- [EXERCISE DIRECTIONS]:
Each line holding the word "text" counts once; give the total and nothing more.

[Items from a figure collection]

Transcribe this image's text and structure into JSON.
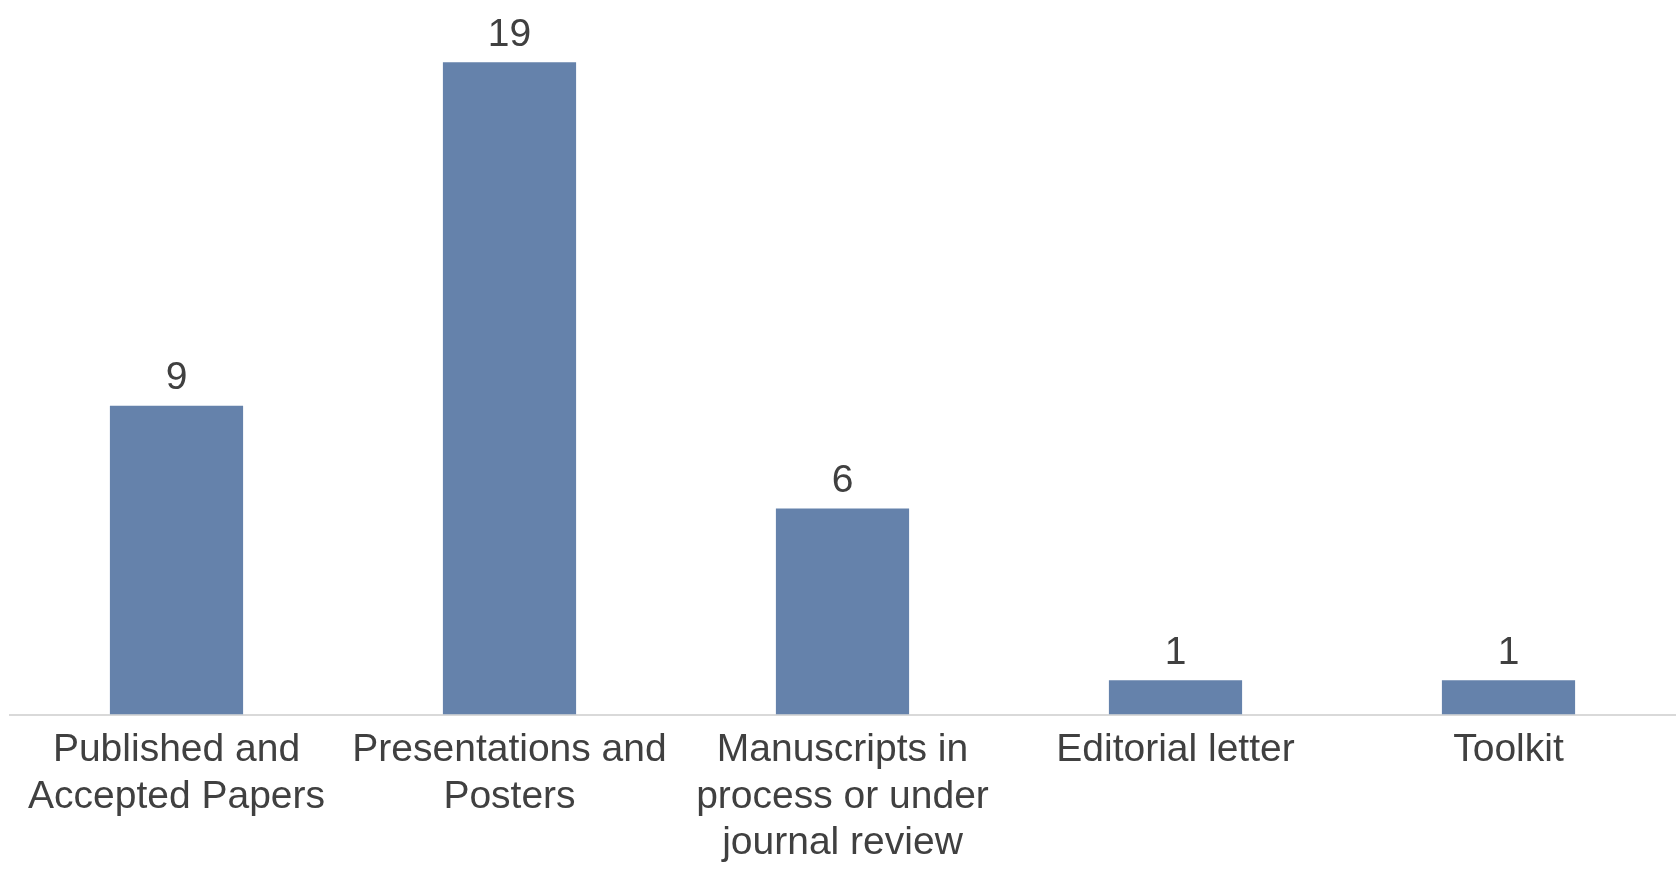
{
  "chart_data": {
    "type": "bar",
    "categories": [
      "Published and Accepted Papers",
      "Presentations and Posters",
      "Manuscripts in process or under journal review",
      "Editorial letter",
      "Toolkit"
    ],
    "values": [
      9,
      19,
      6,
      1,
      1
    ],
    "color": "#6582ab",
    "data_labels": true,
    "grid": false,
    "legend": false
  }
}
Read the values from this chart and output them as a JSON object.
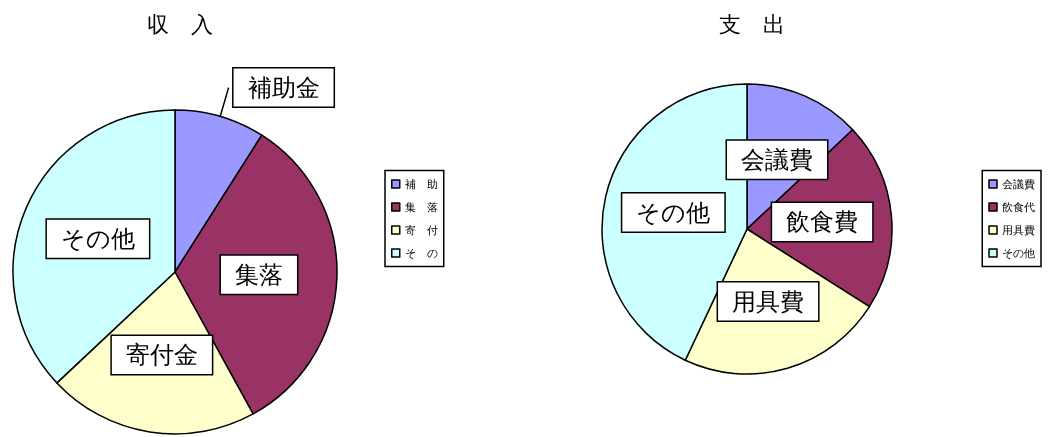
{
  "chart_data": [
    {
      "type": "pie",
      "title": "収　入",
      "categories": [
        "補　助",
        "集　落",
        "寄　付",
        "そ　の"
      ],
      "values": [
        9,
        33,
        21,
        37
      ],
      "colors": [
        "#9999ff",
        "#993366",
        "#ffffcc",
        "#ccffff"
      ],
      "legend": "right",
      "annotations": [
        {
          "text": "補助金",
          "x": "補　助"
        },
        {
          "text": "集落",
          "x": "集　落"
        },
        {
          "text": "寄付金",
          "x": "寄　付"
        },
        {
          "text": "その他",
          "x": "そ　の"
        }
      ]
    },
    {
      "type": "pie",
      "title": "支　出",
      "categories": [
        "会議費",
        "飲食代",
        "用具費",
        "その他"
      ],
      "values": [
        13,
        21,
        23,
        43
      ],
      "colors": [
        "#9999ff",
        "#993366",
        "#ffffcc",
        "#ccffff"
      ],
      "legend": "right",
      "annotations": [
        {
          "text": "会議費",
          "x": "会議費"
        },
        {
          "text": "飲食費",
          "x": "飲食代"
        },
        {
          "text": "用具費",
          "x": "用具費"
        },
        {
          "text": "その他",
          "x": "その他"
        }
      ]
    }
  ]
}
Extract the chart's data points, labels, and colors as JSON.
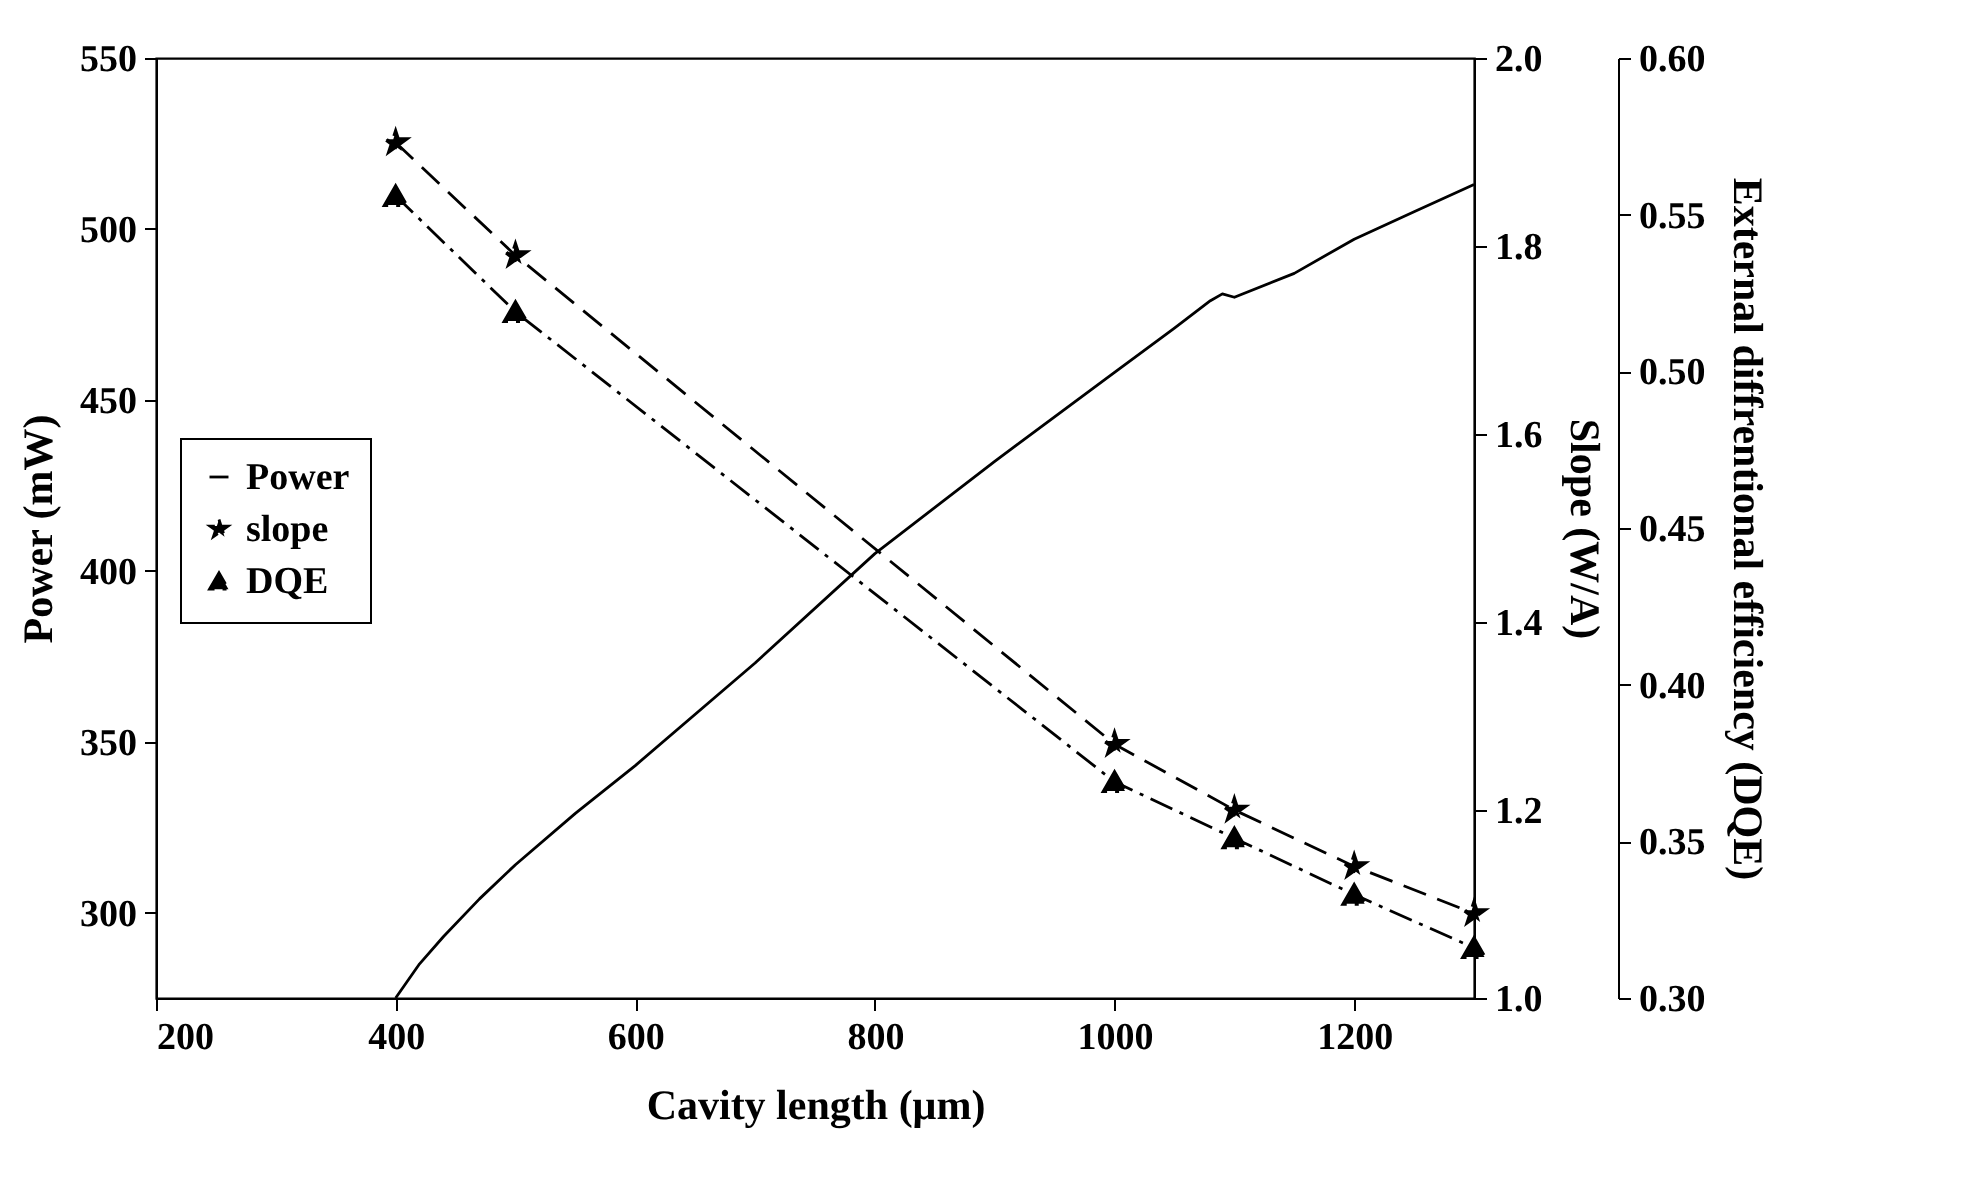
{
  "chart_data": {
    "type": "line",
    "xlabel": "Cavity length (μm)",
    "ylabel": "Power (mW)",
    "y2label": "Slope (W/A)",
    "y3label": "External diffrentional efficiency (DQE)",
    "xlim": [
      200,
      1300
    ],
    "xticks": [
      200,
      400,
      600,
      800,
      1000,
      1200
    ],
    "ylim": [
      275,
      550
    ],
    "yticks": [
      300,
      350,
      400,
      450,
      500,
      550
    ],
    "y2lim": [
      1.0,
      2.0
    ],
    "y2ticks": [
      {
        "value": 1,
        "label": "1.0"
      },
      1.2,
      1.4,
      1.6,
      1.8,
      {
        "value": 2,
        "label": "2.0"
      }
    ],
    "y3lim": [
      0.3,
      0.6
    ],
    "y3ticks": [
      {
        "value": 0.3,
        "label": "0.30"
      },
      0.35,
      {
        "value": 0.4,
        "label": "0.40"
      },
      0.45,
      {
        "value": 0.5,
        "label": "0.50"
      },
      0.55,
      {
        "value": 0.6,
        "label": "0.60"
      }
    ],
    "legend": "left",
    "grid": false,
    "series": [
      {
        "name": "Power",
        "color": "#000000",
        "marker": "none",
        "line_style": "solid",
        "x": [
          400,
          420,
          440,
          470,
          500,
          550,
          600,
          700,
          800,
          900,
          1000,
          1050,
          1080,
          1090,
          1100,
          1150,
          1200,
          1250,
          1300
        ],
        "values": [
          275,
          285,
          293,
          304,
          314,
          329,
          343,
          373,
          405,
          432,
          458,
          471,
          479,
          481,
          480,
          487,
          497,
          505,
          513
        ]
      },
      {
        "name": "slope",
        "color": "#000000",
        "marker": "star",
        "line_style": "dashed",
        "axis": "y2",
        "x": [
          400,
          500,
          1000,
          1100,
          1200,
          1300
        ],
        "values": [
          1.91,
          1.79,
          1.27,
          1.2,
          1.14,
          1.09
        ]
      },
      {
        "name": "DQE",
        "color": "#000000",
        "marker": "triangle",
        "line_style": "dashdot",
        "axis": "y3",
        "x": [
          400,
          500,
          1000,
          1100,
          1200,
          1300
        ],
        "values": [
          0.556,
          0.519,
          0.369,
          0.351,
          0.333,
          0.316
        ]
      }
    ]
  }
}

- [PROBLEM SOLUTION]:
9